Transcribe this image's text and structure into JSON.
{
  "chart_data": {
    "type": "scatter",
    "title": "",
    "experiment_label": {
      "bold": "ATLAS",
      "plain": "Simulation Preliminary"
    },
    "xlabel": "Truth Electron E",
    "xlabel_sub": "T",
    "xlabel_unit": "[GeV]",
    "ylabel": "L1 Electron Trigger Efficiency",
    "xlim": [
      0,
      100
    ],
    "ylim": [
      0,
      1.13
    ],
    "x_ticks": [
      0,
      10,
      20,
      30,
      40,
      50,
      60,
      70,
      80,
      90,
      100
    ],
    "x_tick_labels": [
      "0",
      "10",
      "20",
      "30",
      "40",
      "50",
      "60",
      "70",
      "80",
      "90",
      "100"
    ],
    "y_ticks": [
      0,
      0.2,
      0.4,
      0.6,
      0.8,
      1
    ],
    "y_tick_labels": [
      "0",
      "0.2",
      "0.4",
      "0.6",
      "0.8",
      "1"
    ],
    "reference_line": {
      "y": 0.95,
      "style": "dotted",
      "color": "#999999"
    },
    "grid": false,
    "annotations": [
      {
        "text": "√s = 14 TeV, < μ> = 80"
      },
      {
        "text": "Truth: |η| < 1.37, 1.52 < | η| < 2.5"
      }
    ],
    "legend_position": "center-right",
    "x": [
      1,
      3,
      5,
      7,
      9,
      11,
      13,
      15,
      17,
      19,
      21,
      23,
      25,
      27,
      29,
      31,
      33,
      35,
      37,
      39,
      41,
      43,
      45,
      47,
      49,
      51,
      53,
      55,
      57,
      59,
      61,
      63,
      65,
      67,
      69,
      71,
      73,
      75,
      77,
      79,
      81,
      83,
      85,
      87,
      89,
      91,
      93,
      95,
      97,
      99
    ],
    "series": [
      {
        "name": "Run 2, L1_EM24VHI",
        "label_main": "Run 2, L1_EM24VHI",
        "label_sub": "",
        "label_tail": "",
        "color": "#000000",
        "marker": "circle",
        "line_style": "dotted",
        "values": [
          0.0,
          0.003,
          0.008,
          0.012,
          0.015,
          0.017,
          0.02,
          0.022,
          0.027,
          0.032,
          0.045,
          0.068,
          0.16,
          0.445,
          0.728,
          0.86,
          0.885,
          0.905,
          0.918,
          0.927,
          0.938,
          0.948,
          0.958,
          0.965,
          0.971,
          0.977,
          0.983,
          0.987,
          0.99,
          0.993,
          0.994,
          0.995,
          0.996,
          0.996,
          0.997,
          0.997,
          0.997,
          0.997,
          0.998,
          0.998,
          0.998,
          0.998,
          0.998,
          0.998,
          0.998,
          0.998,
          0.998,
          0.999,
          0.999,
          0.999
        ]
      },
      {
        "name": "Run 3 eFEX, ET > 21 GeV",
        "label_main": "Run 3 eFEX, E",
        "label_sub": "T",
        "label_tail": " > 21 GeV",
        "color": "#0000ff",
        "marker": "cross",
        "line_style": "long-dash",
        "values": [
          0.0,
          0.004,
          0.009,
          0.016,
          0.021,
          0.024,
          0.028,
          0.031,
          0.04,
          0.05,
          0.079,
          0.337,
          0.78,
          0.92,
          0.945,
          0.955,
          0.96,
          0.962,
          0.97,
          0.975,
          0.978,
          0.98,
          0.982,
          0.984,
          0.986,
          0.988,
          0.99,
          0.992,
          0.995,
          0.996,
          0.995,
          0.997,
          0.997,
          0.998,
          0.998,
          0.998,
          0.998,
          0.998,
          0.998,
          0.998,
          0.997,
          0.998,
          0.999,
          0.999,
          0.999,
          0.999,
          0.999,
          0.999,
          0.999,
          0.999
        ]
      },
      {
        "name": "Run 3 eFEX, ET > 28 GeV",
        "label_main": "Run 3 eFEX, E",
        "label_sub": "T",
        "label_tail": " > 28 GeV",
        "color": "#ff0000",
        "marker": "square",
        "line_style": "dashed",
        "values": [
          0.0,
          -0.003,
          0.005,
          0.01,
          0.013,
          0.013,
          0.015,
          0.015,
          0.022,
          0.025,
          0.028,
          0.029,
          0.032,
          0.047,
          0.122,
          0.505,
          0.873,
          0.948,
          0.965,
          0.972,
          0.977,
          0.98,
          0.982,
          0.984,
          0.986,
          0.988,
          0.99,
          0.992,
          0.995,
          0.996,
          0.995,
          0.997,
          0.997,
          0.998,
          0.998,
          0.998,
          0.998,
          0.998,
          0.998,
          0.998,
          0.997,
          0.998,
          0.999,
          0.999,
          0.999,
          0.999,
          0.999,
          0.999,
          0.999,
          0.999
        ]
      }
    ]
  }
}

Aim:
Identify every line holding the word "color" and copy it out.

Expected output:
      "color": "#999999"
        "color": "#000000",
        "color": "#0000ff",
        "color": "#ff0000",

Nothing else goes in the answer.